* _DATA FOR THIS EXERCISE_:
============================================================
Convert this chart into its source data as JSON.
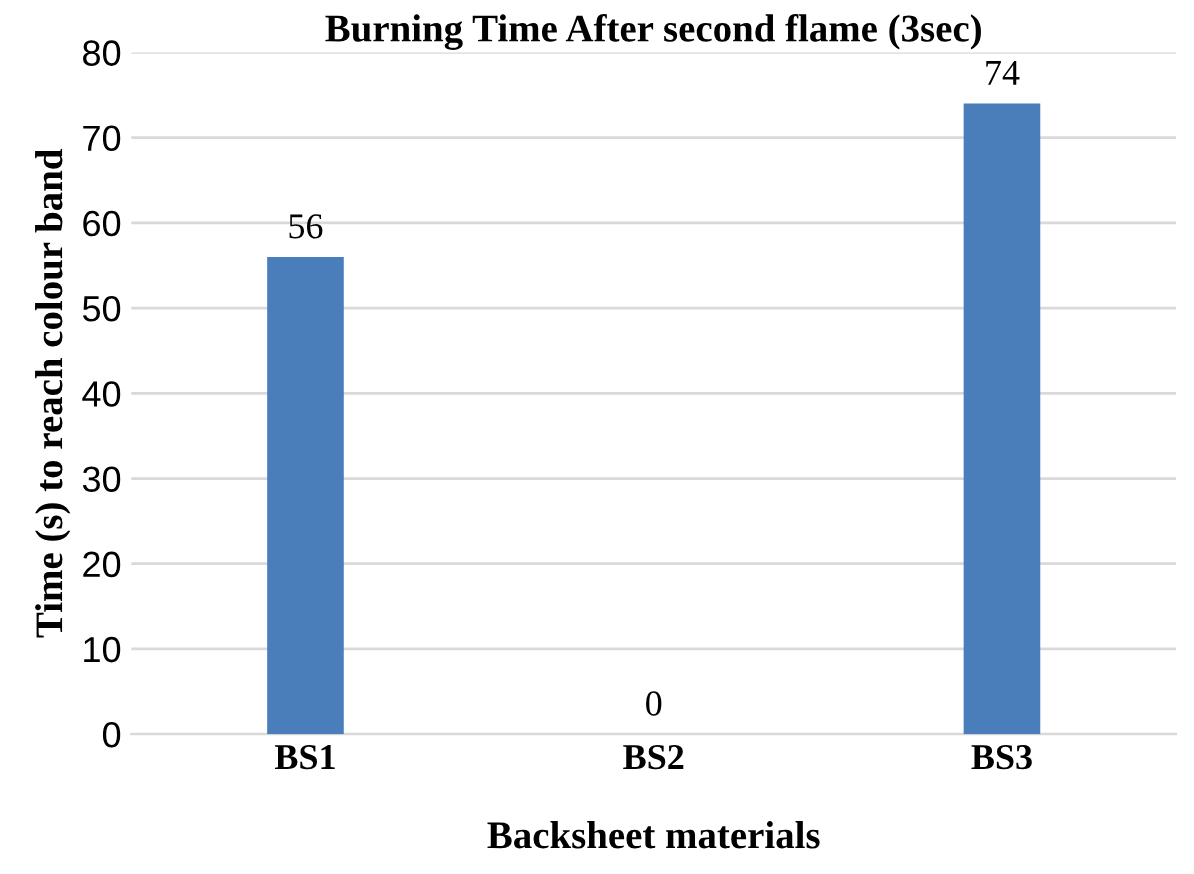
{
  "chart_data": {
    "type": "bar",
    "title": "Burning Time After second flame (3sec)",
    "xlabel": "Backsheet materials",
    "ylabel": "Time (s) to reach colour band",
    "categories": [
      "BS1",
      "BS2",
      "BS3"
    ],
    "series": [
      {
        "color": "#4a7ebb",
        "values": [
          56,
          0,
          74
        ]
      }
    ],
    "ylim": [
      0,
      80
    ],
    "yticks": [
      0,
      10,
      20,
      30,
      40,
      50,
      60,
      70,
      80
    ],
    "grid": "y",
    "data_labels": true,
    "legend": false
  }
}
============================================================
* _WORK REQUIRED_: Pick out the lines that have the word "Time". Copy them all.

* _ANSWER TO THIS PROBLEM_:
    "title": "Burning Time After second flame (3sec)",
    "ylabel": "Time (s) to reach colour band",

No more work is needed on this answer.